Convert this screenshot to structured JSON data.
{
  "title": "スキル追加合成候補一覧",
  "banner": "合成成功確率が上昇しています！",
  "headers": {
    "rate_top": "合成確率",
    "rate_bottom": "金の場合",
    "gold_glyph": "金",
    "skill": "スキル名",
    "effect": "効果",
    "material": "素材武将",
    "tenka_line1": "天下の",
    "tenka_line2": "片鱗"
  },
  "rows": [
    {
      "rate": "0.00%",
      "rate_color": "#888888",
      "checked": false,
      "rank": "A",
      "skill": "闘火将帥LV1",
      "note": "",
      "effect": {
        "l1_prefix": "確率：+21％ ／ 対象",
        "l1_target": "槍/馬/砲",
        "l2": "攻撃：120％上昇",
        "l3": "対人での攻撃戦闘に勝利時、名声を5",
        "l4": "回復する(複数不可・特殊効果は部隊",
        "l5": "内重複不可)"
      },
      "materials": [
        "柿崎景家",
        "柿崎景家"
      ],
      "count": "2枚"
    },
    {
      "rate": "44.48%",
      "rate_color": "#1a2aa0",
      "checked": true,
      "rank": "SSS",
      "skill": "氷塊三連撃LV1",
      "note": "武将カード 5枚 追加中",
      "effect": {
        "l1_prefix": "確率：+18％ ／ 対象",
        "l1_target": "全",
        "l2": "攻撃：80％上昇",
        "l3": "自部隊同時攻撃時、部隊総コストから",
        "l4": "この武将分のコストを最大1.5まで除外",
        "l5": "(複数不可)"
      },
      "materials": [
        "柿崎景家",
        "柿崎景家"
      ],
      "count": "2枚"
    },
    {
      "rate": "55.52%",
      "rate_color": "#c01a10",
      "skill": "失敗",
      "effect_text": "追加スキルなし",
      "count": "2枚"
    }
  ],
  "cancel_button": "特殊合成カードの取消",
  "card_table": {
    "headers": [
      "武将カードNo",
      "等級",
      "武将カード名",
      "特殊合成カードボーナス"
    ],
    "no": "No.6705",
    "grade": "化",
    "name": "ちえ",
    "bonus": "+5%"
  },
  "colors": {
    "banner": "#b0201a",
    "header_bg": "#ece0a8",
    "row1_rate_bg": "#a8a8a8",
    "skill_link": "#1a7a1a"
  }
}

======

EXERCISE INSTRUCTIONS:
Extract all lines of the records above that include "banner".

CORRECT ANSWER:
  "banner": "合成成功確率が上昇しています！",
    "banner": "#b0201a",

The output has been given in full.